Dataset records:
* * *
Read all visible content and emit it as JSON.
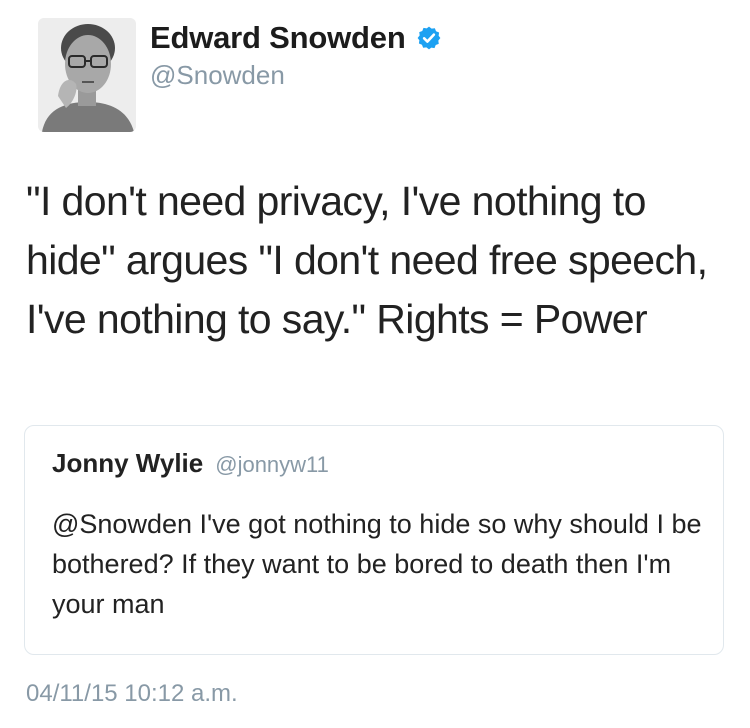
{
  "author": {
    "display_name": "Edward Snowden",
    "handle": "@Snowden",
    "verified": true,
    "avatar": "profile-photo"
  },
  "tweet": {
    "text": "\"I don't need privacy, I've nothing to hide\" argues \"I don't need free speech, I've nothing to say.\" Rights = Power",
    "timestamp": "04/11/15 10:12 a.m."
  },
  "quoted_tweet": {
    "display_name": "Jonny Wylie",
    "handle": "@jonnyw11",
    "text": "@Snowden I've got nothing to hide so why should I be bothered? If they want to be bored to death then I'm your man"
  },
  "colors": {
    "verified_badge": "#1da1f2",
    "secondary_text": "#8899a6",
    "card_border": "#e1e8ed"
  }
}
* * *
_Task objective_:
Print the records word for word and exclude any picture they hold.

_Task result_:
Read all visible content and emit it as JSON.
{
  "author": {
    "display_name": "Edward Snowden",
    "handle": "@Snowden",
    "verified": true,
    "avatar": "profile-photo"
  },
  "tweet": {
    "text": "\"I don't need privacy, I've nothing to hide\" argues \"I don't need free speech, I've nothing to say.\" Rights = Power",
    "timestamp": "04/11/15 10:12 a.m."
  },
  "quoted_tweet": {
    "display_name": "Jonny Wylie",
    "handle": "@jonnyw11",
    "text": "@Snowden I've got nothing to hide so why should I be bothered? If they want to be bored to death then I'm your man"
  },
  "colors": {
    "verified_badge": "#1da1f2",
    "secondary_text": "#8899a6",
    "card_border": "#e1e8ed"
  }
}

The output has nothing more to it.